#### Task brief:
Write out every line below that includes the word "score".

#### Collected data entries:
━━━━━━━━━━━━━━━━
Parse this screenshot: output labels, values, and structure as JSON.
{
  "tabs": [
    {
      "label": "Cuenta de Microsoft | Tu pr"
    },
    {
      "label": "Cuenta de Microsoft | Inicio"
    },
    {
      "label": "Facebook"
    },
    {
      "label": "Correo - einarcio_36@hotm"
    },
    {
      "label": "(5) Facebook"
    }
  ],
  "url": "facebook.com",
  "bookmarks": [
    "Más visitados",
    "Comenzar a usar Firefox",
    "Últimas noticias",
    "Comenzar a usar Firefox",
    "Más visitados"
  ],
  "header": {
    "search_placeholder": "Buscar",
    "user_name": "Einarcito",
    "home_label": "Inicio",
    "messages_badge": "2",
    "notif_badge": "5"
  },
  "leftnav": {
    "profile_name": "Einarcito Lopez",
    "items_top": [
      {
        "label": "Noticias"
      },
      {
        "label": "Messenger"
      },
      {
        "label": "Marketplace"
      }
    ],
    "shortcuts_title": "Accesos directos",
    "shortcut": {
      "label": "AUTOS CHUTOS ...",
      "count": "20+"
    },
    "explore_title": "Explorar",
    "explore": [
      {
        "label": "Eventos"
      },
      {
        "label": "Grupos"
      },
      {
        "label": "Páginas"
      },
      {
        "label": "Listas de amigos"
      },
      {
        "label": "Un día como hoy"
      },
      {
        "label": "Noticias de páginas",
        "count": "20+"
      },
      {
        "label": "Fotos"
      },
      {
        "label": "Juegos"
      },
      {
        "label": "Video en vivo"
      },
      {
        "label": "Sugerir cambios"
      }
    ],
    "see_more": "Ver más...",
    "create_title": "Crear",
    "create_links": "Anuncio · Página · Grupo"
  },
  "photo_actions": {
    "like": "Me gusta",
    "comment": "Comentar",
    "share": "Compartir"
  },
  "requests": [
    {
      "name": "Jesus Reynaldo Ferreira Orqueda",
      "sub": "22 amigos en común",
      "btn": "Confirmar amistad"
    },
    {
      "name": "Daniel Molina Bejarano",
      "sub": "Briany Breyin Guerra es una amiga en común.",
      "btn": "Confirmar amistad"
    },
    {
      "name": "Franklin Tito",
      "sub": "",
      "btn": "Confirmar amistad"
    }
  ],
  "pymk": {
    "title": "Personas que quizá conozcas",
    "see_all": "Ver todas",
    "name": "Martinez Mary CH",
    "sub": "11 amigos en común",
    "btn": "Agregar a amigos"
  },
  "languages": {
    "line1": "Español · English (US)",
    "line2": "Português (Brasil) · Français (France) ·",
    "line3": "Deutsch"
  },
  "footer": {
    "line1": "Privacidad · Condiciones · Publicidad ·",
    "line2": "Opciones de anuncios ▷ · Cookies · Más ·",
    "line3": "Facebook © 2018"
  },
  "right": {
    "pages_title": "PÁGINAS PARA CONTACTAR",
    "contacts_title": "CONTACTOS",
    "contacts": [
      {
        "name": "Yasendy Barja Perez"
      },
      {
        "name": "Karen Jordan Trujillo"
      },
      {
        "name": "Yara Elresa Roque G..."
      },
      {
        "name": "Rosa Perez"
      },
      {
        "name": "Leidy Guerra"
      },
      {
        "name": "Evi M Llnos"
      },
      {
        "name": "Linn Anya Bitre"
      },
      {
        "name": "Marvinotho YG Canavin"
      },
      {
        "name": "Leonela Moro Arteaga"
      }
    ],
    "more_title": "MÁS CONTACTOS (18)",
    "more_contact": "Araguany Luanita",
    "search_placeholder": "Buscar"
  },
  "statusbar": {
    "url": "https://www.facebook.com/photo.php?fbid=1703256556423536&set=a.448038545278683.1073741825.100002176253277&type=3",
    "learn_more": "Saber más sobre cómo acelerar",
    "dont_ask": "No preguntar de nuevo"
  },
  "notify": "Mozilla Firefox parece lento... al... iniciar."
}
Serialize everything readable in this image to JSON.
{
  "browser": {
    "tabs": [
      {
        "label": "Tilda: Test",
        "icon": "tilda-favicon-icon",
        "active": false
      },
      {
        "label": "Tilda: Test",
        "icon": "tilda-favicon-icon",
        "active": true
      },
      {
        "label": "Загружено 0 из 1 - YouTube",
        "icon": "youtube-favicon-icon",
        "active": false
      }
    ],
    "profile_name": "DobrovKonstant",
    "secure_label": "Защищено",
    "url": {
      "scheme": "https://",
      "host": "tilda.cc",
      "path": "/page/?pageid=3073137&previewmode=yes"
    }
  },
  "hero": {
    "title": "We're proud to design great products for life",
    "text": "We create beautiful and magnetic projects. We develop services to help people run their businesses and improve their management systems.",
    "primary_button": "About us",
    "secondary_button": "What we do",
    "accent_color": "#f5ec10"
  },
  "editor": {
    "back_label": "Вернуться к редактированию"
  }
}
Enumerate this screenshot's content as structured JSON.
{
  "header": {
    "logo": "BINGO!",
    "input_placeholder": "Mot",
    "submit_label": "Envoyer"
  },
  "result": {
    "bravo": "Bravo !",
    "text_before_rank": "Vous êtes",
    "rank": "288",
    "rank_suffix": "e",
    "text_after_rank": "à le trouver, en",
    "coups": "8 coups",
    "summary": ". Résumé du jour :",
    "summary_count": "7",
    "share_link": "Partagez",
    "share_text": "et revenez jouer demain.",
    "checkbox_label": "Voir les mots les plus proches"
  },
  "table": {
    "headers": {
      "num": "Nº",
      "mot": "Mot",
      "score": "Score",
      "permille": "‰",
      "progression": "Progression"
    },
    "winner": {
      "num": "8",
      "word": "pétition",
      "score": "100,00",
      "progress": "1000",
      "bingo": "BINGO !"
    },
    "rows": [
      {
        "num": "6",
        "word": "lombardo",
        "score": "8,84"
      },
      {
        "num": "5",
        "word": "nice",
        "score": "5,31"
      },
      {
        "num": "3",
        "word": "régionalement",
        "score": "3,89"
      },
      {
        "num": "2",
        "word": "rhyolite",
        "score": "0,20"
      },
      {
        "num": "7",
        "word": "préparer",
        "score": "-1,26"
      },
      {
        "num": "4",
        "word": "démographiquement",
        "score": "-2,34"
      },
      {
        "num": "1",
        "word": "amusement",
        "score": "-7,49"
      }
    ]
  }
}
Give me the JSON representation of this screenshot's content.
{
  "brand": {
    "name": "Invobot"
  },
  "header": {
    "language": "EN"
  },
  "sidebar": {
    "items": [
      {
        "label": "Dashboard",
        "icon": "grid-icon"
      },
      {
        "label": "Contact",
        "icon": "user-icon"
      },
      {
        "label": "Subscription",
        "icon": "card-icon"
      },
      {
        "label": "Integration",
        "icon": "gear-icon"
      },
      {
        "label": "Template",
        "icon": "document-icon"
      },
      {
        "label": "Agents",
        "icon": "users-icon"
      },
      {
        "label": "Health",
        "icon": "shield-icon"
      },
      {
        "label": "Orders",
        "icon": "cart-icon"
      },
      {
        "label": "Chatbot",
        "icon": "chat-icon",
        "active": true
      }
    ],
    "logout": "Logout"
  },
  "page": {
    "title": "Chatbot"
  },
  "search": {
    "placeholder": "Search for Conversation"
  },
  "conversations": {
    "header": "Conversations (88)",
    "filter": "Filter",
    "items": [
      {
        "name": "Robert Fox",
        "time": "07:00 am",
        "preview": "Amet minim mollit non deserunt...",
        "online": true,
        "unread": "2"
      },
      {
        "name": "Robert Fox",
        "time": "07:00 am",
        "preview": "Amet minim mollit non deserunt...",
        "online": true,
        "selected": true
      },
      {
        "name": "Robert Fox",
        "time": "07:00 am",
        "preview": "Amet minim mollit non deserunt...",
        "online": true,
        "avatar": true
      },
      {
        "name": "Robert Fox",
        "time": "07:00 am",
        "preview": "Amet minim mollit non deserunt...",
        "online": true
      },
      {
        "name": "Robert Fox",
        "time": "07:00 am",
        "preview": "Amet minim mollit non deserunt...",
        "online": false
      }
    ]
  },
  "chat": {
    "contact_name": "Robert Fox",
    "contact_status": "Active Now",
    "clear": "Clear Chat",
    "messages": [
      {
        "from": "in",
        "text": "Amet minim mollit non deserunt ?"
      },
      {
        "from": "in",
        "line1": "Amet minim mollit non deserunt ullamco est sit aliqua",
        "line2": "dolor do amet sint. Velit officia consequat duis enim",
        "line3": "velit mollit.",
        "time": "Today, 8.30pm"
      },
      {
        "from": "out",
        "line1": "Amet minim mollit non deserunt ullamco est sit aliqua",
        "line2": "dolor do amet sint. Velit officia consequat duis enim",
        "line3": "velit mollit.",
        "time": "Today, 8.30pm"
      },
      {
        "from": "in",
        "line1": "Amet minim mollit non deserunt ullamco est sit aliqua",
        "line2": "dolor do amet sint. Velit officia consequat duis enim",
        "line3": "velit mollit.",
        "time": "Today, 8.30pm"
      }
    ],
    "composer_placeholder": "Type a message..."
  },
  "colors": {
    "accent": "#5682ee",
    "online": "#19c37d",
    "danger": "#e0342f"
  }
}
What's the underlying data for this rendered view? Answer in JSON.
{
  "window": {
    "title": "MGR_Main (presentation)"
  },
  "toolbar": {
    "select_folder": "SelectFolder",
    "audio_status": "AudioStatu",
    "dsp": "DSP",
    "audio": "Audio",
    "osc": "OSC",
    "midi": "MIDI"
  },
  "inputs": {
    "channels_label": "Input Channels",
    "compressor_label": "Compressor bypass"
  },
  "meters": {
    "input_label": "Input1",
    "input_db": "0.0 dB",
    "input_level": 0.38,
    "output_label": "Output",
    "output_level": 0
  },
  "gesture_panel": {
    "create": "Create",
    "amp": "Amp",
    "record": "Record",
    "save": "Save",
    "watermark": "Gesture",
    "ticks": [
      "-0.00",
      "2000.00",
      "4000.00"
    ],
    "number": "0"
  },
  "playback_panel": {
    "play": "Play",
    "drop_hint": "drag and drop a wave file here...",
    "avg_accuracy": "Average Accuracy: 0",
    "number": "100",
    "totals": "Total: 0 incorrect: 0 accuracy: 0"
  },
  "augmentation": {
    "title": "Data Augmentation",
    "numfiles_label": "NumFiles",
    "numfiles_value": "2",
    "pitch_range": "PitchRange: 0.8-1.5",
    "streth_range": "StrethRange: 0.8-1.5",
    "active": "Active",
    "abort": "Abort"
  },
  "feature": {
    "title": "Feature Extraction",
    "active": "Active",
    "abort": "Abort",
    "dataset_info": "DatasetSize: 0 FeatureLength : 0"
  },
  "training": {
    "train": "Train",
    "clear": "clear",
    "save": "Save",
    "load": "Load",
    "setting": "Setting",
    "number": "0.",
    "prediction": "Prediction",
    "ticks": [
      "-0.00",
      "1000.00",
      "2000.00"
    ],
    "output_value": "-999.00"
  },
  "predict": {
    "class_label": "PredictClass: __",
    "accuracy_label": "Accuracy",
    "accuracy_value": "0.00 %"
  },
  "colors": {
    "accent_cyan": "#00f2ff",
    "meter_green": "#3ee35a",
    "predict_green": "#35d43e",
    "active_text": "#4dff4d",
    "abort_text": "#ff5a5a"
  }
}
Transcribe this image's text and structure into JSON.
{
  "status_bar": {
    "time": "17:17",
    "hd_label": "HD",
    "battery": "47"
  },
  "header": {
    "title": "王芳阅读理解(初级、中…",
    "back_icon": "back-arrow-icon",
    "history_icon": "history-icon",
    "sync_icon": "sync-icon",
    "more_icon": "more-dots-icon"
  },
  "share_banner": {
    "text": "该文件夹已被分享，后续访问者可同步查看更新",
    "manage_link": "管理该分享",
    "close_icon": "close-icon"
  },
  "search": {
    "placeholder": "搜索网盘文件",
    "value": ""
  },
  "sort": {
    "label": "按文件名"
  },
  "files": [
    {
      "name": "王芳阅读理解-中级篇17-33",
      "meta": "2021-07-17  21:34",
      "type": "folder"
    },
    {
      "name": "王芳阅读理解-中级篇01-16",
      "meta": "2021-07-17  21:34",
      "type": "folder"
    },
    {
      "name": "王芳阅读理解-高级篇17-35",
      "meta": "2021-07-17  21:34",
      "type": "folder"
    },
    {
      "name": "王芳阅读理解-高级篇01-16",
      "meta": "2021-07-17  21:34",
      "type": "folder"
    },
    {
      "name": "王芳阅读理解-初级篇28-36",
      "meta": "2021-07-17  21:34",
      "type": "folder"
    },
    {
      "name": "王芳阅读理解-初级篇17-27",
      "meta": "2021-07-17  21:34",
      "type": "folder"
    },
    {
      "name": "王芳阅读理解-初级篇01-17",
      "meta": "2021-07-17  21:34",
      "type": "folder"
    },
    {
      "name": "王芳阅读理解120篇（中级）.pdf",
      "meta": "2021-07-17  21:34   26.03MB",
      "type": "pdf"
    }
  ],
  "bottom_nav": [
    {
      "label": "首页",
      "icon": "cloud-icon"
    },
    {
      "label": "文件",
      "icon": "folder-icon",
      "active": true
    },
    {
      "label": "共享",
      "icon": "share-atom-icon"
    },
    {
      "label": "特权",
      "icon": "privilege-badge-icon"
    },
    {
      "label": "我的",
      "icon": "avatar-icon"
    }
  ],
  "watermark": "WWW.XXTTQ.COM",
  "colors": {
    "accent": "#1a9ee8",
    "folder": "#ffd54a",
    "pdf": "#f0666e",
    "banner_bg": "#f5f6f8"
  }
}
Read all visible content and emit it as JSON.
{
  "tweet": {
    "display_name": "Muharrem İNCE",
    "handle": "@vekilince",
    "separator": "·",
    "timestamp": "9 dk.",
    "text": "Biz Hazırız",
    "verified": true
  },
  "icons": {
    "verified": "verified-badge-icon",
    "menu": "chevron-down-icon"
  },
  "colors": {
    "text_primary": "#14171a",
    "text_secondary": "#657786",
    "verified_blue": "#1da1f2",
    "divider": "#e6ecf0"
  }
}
━━━━━━━━━━━━━━━━
#### Exercise solution:
      "score": "Score",
      "score": "100,00",
        "score": "8,84"
        "score": "5,31"
        "score": "3,89"
        "score": "0,20"
        "score": "-1,26"
        "score": "-2,34"
        "score": "-7,49"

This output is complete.